Task instructions:
Reproduce each line from the records that holds "this".

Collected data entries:
#####

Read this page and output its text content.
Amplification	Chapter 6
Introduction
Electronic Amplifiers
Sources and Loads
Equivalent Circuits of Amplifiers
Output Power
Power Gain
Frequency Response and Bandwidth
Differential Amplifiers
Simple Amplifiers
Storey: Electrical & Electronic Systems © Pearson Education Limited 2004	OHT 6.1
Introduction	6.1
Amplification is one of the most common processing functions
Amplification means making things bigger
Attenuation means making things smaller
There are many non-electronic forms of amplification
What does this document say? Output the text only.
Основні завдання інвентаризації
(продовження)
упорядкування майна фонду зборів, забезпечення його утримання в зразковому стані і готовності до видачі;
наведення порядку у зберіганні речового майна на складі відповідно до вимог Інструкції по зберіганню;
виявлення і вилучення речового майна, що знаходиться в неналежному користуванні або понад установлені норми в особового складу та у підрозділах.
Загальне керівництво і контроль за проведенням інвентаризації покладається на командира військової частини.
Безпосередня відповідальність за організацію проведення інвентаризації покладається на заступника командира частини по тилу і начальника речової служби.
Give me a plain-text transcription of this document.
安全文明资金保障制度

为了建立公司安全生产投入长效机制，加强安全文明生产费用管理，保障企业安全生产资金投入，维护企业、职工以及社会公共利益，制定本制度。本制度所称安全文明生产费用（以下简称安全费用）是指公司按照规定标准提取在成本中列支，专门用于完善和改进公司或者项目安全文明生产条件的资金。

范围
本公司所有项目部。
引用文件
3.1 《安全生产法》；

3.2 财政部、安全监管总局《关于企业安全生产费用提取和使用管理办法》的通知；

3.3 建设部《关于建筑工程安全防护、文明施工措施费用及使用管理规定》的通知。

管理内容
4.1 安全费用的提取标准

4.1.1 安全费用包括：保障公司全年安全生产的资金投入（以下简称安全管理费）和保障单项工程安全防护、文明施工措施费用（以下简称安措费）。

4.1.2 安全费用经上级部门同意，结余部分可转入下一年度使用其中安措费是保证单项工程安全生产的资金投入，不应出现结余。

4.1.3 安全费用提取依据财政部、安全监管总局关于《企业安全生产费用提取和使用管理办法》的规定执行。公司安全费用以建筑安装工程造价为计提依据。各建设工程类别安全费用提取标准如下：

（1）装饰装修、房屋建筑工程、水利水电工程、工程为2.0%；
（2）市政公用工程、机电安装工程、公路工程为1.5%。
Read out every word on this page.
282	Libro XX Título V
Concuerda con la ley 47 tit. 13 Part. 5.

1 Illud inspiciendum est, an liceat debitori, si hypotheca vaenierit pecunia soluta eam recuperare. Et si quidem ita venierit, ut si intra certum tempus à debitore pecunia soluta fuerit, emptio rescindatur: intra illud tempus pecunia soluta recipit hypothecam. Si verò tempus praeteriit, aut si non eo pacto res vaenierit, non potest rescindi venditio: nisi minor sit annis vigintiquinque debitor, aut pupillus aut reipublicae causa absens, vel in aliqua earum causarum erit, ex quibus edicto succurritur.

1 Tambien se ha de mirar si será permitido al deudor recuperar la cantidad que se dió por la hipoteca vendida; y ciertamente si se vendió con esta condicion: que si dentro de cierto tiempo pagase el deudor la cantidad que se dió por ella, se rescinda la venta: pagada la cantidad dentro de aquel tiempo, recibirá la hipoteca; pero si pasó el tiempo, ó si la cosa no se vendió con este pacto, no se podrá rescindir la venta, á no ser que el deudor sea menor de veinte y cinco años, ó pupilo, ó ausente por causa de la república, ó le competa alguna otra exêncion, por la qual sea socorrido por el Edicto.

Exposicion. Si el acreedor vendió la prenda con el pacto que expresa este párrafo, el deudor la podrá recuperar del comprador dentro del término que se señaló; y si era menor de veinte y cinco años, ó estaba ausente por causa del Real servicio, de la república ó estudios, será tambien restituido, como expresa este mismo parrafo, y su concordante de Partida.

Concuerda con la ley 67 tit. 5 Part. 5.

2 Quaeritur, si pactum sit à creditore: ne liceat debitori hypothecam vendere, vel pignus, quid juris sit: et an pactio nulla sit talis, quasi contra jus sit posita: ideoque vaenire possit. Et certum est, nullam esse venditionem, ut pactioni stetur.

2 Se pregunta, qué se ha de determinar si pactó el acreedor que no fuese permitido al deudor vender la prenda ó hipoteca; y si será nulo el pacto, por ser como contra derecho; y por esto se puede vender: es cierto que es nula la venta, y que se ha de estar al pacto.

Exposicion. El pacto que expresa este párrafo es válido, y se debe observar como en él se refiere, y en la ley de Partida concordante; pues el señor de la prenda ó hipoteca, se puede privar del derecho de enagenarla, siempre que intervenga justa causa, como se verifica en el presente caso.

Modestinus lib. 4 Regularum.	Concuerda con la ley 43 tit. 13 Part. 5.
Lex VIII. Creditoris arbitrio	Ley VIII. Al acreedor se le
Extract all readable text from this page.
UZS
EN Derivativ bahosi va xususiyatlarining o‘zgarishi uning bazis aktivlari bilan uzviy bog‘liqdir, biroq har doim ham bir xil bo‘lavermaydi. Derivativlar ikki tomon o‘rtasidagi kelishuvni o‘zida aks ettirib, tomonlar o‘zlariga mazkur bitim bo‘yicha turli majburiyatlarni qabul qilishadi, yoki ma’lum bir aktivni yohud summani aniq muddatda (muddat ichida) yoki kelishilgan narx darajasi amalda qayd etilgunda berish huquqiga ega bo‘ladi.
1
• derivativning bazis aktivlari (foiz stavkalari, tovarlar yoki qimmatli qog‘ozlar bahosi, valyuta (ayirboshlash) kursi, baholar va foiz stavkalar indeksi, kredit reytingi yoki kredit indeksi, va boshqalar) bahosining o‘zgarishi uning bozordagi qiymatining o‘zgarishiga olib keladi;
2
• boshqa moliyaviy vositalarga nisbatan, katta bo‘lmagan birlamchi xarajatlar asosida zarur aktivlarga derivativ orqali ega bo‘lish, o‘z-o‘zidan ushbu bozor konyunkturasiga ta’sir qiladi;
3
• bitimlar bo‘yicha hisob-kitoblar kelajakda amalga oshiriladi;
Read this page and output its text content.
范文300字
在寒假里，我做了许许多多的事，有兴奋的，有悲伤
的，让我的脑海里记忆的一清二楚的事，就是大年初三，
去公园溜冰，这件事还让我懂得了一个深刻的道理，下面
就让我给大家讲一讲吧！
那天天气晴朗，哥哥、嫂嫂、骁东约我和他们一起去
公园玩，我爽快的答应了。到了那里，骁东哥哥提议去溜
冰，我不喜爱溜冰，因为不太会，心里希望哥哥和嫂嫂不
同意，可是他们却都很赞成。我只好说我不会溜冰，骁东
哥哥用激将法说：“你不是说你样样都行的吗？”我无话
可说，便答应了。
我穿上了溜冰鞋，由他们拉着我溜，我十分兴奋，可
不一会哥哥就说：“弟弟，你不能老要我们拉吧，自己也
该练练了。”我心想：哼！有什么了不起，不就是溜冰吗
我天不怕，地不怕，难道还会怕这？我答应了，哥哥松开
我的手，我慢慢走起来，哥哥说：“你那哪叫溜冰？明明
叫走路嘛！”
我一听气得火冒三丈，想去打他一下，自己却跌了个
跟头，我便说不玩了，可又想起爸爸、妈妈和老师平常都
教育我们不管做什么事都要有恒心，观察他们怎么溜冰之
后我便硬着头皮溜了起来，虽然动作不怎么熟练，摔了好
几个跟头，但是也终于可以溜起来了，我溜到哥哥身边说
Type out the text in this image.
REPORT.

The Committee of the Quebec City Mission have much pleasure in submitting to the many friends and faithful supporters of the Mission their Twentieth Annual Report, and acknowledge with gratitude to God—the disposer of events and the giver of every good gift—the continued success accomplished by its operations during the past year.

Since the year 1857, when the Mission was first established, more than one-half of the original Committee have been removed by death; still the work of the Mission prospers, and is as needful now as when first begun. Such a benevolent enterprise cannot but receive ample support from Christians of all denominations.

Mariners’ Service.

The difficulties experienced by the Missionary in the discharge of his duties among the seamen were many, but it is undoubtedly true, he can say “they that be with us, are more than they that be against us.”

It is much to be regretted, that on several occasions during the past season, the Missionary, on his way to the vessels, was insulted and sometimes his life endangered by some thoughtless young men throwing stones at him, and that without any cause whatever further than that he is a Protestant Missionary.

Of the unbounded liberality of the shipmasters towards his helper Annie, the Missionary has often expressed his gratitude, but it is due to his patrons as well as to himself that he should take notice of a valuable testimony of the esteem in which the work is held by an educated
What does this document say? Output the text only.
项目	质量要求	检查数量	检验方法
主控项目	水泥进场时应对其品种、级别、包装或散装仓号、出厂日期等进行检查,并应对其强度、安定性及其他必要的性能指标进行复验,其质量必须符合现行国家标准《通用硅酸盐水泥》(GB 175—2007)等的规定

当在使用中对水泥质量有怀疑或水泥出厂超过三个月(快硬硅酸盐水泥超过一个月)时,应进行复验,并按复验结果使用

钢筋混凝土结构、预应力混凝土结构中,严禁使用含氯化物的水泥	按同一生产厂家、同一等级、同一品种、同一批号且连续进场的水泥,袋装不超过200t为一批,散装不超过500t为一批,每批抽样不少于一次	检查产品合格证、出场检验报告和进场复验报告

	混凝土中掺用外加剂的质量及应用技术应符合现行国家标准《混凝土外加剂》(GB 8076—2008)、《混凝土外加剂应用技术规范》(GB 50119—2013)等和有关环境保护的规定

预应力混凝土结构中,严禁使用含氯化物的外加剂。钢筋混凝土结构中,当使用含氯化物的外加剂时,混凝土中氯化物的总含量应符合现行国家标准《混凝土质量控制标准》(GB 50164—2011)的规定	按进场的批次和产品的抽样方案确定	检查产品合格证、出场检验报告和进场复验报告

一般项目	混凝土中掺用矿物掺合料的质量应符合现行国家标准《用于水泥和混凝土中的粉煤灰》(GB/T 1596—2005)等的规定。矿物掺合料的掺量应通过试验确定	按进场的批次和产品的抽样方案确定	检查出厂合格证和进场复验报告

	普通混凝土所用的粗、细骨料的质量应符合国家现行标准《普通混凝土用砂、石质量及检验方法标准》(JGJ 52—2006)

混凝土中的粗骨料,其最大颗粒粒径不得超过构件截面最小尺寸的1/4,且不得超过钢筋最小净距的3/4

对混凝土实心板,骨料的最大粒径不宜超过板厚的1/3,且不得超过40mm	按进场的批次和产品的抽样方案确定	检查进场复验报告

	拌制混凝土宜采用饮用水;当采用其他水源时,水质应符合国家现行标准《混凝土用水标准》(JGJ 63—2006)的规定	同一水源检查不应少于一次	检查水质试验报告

#####

Exercise answer:
Read this page and output its text content.
What does this document say? Output the text only.
Give me a plain-text transcription of this document.
Read out every word on this page.
Extract all readable text from this page.
Read this page and output its text content.
Type out the text in this image.
What does this document say? Output the text only.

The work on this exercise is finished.